__Exercise brief__. How many lines in this material include the string "least"? Answer with the number and nothing further.

---

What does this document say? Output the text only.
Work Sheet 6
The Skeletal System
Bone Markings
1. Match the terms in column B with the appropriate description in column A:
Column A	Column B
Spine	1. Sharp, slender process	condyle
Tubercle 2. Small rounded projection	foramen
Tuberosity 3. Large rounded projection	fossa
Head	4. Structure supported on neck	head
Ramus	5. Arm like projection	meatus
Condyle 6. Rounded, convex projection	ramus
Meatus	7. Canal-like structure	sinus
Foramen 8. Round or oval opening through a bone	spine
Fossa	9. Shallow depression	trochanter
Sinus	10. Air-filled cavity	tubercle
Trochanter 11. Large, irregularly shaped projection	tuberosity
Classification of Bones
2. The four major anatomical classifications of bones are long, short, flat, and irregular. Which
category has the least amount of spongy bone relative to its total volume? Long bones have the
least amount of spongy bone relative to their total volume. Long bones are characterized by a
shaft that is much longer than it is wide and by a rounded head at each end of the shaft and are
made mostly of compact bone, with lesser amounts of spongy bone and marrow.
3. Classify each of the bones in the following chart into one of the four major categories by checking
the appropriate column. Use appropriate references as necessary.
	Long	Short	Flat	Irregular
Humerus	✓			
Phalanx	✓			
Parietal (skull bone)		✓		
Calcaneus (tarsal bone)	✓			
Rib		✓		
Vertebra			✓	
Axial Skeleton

---

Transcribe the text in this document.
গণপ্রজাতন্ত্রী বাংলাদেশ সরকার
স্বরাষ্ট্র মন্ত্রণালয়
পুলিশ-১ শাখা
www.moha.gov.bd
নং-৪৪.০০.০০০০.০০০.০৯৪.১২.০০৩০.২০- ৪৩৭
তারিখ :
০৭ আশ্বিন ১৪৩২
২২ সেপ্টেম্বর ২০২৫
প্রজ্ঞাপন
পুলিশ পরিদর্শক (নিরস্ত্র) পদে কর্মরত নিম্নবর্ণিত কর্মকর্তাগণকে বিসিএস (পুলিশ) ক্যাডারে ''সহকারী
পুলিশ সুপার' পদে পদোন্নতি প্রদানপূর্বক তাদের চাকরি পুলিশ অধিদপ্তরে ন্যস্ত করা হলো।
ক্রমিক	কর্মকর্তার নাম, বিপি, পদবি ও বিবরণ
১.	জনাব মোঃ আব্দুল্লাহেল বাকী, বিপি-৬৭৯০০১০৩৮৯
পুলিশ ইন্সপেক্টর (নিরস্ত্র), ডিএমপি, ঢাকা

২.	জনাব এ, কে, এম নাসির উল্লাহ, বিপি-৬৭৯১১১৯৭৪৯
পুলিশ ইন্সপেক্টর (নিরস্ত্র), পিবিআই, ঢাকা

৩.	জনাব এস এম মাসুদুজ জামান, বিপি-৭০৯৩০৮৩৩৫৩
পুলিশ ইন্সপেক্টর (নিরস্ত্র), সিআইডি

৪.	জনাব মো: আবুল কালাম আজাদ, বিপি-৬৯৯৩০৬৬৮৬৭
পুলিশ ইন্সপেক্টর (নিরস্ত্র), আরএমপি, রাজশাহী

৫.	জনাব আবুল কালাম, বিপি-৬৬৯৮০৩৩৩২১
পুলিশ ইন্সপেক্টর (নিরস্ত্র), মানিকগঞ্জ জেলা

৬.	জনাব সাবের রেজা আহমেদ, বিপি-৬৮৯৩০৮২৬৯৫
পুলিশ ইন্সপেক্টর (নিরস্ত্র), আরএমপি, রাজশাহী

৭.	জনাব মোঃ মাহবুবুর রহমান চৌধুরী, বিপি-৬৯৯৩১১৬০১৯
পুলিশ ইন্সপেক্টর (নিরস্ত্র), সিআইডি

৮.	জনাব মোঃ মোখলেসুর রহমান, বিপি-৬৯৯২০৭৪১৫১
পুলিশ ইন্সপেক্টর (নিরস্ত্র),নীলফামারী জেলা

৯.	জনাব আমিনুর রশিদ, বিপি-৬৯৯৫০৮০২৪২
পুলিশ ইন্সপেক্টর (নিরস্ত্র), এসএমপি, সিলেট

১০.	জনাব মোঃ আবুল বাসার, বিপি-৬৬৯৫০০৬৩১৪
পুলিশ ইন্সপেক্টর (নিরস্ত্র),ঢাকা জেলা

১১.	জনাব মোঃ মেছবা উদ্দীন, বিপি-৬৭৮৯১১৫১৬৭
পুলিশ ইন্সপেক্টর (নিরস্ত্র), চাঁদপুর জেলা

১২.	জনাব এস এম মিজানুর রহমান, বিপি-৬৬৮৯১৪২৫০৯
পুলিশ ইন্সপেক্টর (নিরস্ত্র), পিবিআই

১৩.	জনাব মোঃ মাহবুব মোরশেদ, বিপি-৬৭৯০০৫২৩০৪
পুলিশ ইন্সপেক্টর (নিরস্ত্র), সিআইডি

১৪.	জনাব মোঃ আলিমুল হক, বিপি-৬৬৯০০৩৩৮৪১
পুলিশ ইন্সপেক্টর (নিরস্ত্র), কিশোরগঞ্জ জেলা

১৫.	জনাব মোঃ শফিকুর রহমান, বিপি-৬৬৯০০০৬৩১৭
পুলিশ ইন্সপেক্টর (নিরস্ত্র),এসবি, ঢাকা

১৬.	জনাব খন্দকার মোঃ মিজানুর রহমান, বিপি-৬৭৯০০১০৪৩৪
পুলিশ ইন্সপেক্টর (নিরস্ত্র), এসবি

---

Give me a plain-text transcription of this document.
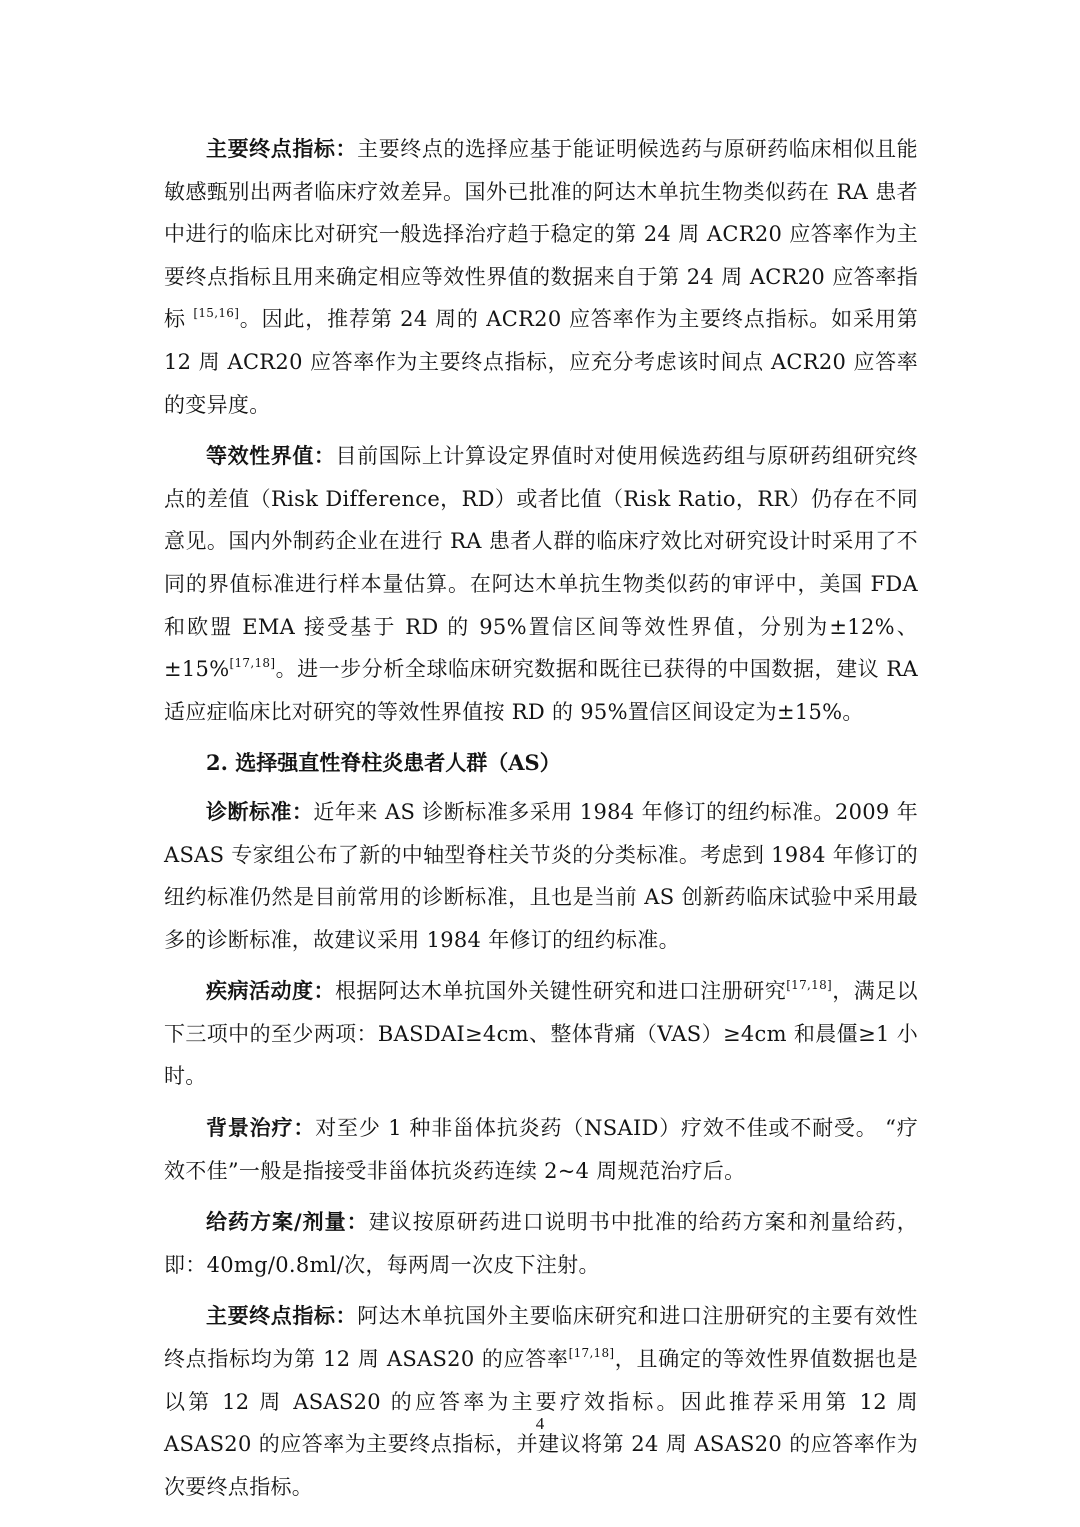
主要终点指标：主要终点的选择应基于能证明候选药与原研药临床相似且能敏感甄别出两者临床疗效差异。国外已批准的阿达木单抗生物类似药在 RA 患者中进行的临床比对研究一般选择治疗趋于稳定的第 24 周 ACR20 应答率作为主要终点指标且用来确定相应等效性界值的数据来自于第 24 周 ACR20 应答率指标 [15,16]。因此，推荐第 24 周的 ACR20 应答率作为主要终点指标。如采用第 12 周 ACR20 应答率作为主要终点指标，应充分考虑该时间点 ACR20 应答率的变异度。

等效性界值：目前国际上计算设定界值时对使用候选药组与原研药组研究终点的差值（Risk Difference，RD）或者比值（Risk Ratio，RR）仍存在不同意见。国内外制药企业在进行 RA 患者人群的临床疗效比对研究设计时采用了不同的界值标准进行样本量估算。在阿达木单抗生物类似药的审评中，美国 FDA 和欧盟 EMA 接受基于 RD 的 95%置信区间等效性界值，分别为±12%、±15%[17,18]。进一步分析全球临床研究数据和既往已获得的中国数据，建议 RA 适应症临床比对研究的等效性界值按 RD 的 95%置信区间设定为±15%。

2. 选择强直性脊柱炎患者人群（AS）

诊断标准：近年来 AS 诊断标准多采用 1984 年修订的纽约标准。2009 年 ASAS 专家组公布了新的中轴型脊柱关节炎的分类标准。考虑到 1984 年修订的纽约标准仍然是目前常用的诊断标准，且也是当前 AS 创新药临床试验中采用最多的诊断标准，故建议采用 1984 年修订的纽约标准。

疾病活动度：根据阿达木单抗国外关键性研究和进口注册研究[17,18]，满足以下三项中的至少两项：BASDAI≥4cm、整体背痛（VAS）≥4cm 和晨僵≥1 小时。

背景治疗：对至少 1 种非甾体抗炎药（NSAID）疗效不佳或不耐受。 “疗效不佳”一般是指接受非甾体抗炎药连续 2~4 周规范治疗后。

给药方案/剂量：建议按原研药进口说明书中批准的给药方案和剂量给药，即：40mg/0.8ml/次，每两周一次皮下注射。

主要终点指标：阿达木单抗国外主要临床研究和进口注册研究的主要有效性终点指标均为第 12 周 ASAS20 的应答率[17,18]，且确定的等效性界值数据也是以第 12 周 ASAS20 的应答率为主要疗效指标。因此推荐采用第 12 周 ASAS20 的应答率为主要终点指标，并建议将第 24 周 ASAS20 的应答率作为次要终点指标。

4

---

__Complete answer__. 2